-- Begin --

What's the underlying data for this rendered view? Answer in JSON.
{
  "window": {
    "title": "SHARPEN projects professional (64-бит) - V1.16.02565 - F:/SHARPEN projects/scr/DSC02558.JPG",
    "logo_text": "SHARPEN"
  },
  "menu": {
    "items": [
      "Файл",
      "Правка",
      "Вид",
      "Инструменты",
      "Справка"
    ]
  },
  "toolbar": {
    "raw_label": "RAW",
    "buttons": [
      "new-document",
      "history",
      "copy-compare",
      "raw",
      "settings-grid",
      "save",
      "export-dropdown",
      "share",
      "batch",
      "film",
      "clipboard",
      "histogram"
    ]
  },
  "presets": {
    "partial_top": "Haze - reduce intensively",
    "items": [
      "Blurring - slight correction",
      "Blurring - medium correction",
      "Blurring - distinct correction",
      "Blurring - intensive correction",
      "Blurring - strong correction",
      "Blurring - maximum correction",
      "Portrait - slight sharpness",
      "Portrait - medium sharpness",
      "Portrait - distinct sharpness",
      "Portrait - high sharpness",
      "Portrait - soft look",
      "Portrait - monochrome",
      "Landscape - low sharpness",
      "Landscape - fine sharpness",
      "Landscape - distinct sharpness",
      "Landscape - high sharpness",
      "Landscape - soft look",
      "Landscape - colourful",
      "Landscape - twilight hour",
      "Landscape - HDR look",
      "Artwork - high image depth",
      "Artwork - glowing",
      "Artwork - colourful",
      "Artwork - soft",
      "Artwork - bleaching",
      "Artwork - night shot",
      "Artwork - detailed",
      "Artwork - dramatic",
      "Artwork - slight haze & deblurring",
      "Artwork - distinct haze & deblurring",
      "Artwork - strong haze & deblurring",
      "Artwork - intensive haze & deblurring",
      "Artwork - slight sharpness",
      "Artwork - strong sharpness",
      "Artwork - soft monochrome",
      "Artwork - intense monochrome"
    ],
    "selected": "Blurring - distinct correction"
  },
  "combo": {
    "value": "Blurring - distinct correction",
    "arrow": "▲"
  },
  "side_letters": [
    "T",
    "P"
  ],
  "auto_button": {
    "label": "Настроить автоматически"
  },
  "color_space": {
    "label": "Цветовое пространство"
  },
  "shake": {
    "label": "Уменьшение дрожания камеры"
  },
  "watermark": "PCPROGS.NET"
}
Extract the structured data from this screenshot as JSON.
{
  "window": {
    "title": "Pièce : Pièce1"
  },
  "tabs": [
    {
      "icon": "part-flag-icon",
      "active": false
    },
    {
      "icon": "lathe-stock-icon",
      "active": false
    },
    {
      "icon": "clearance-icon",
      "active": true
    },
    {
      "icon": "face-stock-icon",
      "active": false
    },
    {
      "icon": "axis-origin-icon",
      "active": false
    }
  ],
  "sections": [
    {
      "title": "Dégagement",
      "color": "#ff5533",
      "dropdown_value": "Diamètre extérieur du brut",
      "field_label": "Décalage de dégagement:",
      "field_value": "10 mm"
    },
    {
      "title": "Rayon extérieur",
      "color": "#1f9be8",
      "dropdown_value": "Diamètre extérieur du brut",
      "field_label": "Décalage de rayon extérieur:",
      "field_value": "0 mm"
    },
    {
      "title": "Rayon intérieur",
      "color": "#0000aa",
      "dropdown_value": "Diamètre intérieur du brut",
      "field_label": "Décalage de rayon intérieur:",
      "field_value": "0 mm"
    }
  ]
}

-- End --
-- Begin --

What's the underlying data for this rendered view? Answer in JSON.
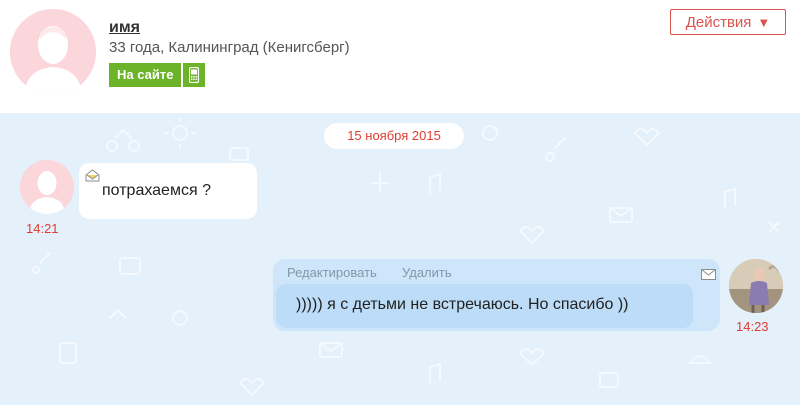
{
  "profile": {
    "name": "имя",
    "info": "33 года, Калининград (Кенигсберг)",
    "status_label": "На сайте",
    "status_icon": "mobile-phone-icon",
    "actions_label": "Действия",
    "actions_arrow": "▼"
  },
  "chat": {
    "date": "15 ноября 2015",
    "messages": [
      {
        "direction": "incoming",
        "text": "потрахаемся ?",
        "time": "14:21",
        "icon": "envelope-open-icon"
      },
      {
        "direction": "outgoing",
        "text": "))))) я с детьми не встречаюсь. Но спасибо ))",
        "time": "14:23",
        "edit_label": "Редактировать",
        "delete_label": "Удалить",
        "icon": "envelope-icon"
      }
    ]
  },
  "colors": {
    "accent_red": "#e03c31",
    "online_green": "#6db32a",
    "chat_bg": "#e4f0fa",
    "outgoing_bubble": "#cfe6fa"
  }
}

-- End --

__Aim__
Say how many lines include the word "Portrait"; reply with the number alone.

__Response to the task__
6